◆ Short task
Filter these entries, keeping only lines that hold the word "Meatballs".

====== Data supplied

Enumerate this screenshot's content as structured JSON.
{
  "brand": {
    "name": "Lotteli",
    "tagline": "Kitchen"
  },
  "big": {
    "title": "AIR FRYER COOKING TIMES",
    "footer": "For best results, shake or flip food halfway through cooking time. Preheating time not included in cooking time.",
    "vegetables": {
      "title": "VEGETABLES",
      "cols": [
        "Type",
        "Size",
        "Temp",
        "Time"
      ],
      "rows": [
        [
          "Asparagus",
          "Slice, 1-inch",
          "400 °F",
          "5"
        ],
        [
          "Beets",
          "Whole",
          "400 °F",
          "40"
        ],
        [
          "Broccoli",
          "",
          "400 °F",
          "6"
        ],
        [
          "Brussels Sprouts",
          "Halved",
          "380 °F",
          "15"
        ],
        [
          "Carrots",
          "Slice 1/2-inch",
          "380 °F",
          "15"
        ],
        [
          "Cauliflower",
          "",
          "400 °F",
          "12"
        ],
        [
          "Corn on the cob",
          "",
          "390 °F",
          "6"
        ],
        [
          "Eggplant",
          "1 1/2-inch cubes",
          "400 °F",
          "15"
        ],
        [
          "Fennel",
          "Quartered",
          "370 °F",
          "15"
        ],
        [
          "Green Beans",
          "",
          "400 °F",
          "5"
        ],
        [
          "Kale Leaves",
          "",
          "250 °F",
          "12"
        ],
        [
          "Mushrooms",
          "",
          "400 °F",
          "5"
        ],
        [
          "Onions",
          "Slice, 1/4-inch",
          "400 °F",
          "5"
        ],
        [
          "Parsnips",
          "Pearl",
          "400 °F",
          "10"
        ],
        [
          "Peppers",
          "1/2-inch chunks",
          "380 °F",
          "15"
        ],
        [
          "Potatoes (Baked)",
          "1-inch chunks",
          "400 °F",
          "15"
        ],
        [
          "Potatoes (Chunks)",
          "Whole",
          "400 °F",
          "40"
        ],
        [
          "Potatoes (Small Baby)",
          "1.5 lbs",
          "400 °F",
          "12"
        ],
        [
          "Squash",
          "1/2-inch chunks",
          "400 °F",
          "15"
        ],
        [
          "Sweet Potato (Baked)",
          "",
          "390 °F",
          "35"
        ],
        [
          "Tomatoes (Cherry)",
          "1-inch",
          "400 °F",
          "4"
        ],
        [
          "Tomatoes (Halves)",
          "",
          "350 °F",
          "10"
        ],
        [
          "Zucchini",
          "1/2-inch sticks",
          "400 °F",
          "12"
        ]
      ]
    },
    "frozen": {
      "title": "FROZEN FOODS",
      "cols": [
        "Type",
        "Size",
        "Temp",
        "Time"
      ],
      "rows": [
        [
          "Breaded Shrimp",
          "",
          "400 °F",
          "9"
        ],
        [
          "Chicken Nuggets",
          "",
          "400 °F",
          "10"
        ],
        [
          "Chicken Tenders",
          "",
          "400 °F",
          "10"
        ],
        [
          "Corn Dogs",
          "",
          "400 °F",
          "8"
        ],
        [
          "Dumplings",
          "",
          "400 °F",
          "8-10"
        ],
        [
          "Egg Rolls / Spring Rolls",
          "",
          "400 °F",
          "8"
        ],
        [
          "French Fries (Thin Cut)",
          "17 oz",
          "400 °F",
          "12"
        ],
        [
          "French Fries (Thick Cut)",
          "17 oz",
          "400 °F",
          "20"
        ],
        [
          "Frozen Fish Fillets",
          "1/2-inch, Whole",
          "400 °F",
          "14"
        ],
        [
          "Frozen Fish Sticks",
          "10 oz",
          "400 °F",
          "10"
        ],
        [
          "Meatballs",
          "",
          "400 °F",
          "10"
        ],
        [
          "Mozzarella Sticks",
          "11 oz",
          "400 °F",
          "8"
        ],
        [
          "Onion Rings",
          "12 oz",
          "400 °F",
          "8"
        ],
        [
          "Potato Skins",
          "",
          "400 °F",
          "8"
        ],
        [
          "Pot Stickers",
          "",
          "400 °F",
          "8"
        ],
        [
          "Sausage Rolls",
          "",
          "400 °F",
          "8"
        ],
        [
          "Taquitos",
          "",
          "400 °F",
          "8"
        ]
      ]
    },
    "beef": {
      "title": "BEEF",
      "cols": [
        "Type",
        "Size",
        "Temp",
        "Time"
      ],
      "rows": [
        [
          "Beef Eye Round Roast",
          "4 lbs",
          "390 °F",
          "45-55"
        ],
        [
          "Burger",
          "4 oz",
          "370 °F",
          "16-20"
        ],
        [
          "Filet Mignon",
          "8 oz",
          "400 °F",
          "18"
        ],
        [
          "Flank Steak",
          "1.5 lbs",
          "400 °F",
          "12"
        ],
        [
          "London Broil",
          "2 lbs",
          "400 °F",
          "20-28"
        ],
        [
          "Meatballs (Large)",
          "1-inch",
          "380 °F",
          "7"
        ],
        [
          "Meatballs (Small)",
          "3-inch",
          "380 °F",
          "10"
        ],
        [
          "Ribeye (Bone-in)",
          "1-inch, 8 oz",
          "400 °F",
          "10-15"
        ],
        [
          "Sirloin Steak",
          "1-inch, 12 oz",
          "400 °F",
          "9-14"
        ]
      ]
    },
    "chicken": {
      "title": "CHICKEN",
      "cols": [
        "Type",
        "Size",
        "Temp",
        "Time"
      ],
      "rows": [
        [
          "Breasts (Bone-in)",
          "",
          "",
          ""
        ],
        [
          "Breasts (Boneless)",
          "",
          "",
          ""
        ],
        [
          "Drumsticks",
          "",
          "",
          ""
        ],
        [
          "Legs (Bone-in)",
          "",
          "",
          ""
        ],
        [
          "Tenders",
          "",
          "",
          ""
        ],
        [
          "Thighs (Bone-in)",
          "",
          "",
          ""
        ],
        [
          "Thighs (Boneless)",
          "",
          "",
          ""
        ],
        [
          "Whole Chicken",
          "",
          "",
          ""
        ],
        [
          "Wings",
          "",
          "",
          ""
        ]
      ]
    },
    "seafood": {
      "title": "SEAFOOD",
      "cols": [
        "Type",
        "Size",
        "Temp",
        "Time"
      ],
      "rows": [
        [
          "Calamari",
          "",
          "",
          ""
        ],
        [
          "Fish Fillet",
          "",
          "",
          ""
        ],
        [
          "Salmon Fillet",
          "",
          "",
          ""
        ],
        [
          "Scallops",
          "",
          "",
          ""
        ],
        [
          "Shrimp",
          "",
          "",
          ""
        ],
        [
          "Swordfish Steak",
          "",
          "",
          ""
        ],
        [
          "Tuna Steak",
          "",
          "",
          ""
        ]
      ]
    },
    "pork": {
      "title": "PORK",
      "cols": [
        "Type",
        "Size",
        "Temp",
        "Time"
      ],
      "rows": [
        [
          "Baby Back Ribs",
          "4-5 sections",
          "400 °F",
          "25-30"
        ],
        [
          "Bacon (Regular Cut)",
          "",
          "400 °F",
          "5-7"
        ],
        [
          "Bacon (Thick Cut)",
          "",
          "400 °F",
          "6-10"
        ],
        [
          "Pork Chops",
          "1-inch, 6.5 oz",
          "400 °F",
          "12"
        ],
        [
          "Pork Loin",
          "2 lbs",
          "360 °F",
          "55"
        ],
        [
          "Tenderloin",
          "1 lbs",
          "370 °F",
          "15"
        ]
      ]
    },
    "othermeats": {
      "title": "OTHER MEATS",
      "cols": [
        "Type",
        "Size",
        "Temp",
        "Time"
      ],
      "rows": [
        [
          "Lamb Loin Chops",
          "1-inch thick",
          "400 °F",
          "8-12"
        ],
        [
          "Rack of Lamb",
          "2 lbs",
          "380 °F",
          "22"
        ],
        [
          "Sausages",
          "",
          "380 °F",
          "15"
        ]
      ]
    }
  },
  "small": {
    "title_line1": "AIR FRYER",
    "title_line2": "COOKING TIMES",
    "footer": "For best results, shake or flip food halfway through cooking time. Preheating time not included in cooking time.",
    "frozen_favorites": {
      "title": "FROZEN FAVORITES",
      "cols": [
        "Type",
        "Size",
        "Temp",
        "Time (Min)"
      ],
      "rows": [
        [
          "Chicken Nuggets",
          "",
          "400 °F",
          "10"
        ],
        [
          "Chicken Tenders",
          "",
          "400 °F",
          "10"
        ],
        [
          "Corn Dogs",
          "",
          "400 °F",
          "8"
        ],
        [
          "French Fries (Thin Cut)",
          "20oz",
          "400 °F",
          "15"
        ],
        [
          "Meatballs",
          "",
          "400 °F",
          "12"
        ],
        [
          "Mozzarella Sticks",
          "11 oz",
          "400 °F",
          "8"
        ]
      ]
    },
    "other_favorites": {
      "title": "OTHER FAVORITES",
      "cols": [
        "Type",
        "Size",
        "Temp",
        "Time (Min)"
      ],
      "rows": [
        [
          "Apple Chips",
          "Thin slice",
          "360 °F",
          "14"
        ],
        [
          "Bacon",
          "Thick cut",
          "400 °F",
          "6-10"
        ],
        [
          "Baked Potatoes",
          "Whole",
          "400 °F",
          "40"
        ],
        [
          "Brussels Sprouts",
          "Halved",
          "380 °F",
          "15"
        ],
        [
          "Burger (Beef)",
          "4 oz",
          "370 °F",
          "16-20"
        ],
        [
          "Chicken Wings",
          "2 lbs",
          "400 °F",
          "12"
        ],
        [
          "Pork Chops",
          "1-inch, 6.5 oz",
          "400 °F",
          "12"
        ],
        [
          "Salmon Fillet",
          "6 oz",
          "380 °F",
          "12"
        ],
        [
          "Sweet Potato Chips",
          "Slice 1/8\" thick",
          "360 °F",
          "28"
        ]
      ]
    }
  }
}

============

◆ Full answer
          "Meatballs",
          "Meatballs (Large)",
          "Meatballs (Small)",
          "Meatballs",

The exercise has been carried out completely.